─── MATERIAL PROVIDED

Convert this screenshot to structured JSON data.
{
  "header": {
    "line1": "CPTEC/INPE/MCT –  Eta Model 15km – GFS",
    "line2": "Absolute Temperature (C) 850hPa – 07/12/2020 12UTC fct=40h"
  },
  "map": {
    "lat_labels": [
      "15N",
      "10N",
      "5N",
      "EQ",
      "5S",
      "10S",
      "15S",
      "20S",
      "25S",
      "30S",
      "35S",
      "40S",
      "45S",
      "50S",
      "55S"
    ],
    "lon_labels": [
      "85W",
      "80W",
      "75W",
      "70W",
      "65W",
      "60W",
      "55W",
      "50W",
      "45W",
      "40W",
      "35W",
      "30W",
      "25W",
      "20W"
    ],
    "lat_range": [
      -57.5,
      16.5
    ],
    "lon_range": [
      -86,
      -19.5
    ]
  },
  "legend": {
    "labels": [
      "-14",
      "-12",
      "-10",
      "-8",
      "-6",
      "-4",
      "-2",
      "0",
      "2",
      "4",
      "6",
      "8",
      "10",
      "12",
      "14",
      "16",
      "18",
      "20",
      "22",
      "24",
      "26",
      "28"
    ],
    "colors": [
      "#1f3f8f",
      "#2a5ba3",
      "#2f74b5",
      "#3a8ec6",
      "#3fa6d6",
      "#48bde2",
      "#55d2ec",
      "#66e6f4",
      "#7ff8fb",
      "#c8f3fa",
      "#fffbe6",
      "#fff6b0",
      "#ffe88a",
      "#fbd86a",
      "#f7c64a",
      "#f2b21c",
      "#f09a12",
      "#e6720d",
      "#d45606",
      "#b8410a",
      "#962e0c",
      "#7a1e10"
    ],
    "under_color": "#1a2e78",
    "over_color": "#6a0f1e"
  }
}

──────
─── MATERIAL PROVIDED

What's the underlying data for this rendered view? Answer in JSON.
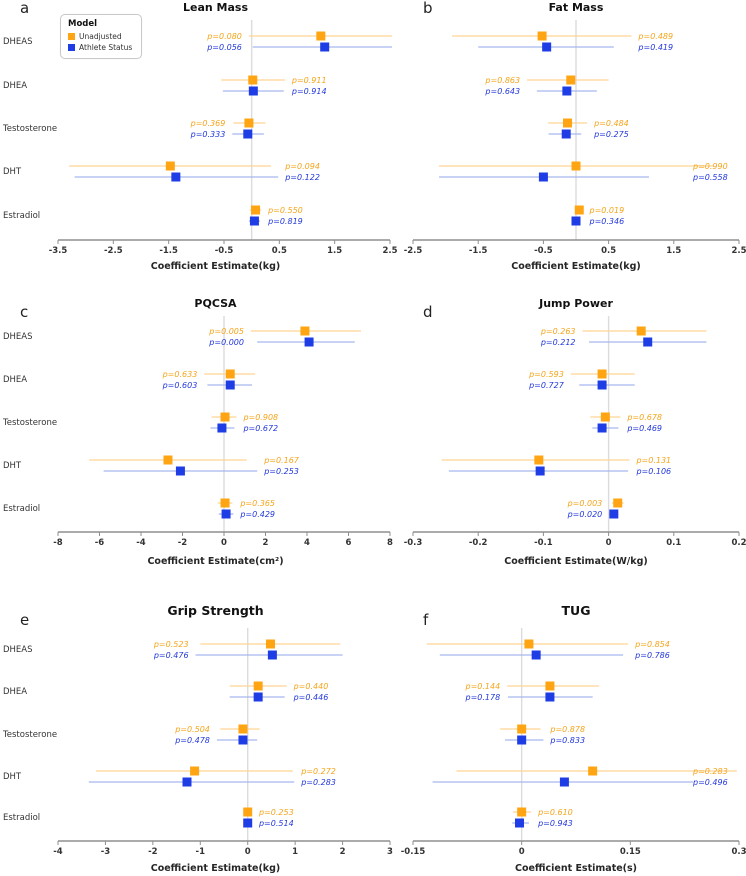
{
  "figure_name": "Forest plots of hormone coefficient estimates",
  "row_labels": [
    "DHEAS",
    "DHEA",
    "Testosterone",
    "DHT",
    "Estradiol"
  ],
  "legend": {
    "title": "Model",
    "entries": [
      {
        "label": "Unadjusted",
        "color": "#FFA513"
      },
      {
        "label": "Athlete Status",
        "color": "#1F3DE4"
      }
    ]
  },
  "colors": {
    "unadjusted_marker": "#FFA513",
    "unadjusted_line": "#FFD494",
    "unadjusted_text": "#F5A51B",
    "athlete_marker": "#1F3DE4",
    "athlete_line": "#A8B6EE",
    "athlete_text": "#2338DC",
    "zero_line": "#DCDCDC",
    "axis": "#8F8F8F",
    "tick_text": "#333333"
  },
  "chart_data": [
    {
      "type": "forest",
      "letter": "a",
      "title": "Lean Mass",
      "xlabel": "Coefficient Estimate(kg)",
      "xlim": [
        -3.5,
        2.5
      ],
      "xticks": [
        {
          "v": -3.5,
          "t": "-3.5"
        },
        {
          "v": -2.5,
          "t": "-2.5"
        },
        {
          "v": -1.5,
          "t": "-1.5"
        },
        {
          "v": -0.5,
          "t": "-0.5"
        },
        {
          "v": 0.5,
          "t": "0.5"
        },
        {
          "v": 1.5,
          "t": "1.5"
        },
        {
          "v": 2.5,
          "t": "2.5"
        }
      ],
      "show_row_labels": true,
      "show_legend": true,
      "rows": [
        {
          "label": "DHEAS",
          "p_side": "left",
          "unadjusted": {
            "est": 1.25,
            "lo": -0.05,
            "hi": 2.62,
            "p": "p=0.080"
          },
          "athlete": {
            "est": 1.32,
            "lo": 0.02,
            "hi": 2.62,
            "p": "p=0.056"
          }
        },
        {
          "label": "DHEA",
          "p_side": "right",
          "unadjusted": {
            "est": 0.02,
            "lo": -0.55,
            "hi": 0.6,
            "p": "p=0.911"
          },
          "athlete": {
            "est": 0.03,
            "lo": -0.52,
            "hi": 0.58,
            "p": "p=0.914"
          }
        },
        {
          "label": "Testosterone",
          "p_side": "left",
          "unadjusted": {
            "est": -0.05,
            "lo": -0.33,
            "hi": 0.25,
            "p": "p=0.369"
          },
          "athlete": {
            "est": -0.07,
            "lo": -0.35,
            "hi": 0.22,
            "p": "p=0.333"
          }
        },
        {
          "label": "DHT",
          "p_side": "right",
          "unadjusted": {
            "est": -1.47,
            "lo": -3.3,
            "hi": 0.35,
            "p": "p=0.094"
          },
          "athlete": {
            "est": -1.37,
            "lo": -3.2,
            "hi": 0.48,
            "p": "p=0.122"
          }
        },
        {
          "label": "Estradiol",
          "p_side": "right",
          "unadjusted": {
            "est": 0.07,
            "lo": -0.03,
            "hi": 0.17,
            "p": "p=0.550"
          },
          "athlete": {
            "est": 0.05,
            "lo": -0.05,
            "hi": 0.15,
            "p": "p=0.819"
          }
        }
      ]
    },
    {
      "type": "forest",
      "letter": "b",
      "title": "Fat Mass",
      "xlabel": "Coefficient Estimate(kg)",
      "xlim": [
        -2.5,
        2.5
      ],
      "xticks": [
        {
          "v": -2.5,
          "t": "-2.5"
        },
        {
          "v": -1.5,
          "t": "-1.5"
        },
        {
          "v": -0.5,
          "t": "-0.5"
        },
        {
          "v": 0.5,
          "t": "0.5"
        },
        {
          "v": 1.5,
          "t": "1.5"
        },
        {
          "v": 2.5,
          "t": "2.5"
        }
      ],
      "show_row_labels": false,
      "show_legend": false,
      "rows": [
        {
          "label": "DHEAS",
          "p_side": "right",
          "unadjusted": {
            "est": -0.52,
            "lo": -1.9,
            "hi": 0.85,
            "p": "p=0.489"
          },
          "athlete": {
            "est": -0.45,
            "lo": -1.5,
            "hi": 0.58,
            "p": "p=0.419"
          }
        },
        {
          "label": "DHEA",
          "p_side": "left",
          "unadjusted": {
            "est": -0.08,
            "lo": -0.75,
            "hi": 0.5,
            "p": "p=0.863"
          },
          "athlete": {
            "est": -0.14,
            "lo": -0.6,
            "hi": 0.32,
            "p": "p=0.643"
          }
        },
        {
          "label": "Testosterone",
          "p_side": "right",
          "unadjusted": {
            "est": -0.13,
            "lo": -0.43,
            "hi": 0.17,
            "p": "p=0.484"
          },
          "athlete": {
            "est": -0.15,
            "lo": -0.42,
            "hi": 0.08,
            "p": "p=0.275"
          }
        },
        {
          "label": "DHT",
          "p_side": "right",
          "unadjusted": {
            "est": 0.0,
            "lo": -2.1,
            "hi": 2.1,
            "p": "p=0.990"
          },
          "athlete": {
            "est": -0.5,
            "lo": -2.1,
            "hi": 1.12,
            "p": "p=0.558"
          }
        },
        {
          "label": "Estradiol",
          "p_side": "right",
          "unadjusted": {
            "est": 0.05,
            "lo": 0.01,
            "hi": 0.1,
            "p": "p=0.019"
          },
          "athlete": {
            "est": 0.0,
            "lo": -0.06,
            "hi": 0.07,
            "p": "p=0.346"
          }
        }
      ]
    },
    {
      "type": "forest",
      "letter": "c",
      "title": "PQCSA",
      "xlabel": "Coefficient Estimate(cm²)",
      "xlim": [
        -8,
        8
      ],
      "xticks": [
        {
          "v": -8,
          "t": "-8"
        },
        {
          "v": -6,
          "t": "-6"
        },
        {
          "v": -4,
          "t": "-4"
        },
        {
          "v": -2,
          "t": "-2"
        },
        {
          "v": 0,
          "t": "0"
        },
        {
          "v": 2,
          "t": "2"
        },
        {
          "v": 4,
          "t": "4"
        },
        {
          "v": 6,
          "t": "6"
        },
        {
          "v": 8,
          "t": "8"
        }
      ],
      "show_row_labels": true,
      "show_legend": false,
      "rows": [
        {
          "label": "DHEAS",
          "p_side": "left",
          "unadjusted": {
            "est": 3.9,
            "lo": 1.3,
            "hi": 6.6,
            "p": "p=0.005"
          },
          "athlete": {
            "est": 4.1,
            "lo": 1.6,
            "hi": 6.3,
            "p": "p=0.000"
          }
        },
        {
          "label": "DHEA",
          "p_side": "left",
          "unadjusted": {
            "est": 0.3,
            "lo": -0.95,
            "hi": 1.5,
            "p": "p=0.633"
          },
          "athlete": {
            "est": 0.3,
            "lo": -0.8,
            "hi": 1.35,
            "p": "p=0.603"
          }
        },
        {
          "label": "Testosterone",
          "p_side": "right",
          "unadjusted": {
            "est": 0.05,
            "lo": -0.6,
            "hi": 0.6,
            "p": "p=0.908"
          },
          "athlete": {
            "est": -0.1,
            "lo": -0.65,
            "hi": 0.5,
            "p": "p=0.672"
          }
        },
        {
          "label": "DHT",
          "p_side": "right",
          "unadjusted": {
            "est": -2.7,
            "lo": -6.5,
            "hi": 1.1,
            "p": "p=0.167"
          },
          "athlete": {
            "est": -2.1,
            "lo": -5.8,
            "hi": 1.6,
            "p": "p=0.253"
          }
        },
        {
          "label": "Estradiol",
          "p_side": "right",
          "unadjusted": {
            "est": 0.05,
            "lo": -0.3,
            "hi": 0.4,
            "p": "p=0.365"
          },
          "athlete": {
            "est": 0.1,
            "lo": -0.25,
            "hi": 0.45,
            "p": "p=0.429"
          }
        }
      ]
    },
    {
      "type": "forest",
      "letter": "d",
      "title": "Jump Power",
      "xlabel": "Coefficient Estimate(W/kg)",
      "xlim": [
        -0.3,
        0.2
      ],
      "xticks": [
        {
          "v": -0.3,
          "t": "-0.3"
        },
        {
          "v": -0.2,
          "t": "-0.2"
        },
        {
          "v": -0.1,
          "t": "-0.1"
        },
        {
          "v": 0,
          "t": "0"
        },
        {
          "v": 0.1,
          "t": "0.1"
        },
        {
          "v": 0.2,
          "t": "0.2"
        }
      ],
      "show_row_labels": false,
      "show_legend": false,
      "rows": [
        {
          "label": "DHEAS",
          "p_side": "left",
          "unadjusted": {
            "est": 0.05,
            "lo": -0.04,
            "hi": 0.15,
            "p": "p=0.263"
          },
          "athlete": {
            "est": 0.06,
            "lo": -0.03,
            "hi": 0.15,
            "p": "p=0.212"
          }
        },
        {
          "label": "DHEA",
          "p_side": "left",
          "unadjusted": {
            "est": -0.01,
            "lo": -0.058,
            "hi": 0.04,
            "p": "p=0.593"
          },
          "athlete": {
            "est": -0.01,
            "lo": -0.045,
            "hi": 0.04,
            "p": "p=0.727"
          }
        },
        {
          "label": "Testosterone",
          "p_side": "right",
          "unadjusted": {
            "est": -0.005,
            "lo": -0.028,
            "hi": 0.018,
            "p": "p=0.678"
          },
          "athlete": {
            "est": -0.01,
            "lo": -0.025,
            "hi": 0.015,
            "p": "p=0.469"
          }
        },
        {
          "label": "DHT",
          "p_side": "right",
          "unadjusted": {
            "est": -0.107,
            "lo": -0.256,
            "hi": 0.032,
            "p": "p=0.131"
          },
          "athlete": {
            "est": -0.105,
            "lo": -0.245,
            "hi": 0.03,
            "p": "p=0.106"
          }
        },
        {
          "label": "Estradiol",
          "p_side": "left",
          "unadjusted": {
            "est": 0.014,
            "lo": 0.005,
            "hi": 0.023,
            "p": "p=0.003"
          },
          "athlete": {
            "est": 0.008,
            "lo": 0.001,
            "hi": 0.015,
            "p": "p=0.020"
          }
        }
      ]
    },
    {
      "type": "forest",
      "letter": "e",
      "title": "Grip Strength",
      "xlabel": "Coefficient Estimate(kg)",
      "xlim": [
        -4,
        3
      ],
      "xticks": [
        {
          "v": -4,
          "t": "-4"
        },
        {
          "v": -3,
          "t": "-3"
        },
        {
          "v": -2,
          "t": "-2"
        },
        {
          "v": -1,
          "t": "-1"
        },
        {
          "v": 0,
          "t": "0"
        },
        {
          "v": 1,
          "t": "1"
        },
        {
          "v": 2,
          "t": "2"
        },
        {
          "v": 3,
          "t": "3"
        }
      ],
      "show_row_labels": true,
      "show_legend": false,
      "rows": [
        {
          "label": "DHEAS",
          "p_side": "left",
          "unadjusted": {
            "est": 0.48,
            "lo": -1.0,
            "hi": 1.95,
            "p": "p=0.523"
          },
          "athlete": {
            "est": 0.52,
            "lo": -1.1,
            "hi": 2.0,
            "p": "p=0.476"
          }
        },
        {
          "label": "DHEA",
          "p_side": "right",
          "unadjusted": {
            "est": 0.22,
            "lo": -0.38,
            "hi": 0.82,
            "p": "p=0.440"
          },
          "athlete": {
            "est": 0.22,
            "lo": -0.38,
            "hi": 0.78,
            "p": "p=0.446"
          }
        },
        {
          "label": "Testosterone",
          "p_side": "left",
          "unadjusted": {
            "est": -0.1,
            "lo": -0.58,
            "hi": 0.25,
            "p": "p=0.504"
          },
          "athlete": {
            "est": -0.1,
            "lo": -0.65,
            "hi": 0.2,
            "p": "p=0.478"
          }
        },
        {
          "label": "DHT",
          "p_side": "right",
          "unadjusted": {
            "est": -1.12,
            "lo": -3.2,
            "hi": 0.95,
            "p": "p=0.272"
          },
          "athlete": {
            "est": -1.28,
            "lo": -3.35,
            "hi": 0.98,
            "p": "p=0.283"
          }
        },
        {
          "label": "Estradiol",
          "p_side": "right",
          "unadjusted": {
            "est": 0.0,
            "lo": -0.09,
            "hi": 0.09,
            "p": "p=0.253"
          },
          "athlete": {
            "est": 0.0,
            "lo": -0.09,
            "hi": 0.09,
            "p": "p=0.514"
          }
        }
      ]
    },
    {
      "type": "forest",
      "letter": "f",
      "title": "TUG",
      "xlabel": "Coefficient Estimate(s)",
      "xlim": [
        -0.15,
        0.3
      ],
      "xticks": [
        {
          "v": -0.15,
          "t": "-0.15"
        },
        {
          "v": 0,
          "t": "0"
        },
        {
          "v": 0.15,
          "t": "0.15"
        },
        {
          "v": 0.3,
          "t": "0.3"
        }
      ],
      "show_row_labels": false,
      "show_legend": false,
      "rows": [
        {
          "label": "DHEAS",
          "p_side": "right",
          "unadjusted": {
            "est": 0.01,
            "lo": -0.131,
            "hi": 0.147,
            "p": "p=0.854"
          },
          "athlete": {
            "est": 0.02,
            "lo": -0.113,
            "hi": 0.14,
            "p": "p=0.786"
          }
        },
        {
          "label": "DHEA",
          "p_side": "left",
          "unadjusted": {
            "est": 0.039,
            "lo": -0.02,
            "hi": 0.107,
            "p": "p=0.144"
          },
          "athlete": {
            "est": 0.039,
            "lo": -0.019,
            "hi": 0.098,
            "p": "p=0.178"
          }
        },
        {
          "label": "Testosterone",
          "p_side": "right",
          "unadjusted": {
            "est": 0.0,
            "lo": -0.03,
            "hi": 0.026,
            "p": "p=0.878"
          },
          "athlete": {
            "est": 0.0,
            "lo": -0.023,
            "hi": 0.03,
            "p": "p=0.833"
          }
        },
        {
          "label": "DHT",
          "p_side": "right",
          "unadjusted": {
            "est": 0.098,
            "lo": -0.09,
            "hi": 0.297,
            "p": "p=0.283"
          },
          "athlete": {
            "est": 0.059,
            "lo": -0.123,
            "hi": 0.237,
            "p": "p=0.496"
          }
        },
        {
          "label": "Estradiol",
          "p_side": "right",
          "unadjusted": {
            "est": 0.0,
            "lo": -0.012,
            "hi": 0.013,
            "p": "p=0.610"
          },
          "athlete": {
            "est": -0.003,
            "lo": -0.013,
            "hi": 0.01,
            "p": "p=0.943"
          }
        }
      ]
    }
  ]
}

──────

## WHAT TO PRODUCE
Gather up, from the records above, each line where the word "JSON" appears.

## EXERCISE ANSWER
Convert this screenshot to structured JSON data.
What's the underlying data for this rendered view? Answer in JSON.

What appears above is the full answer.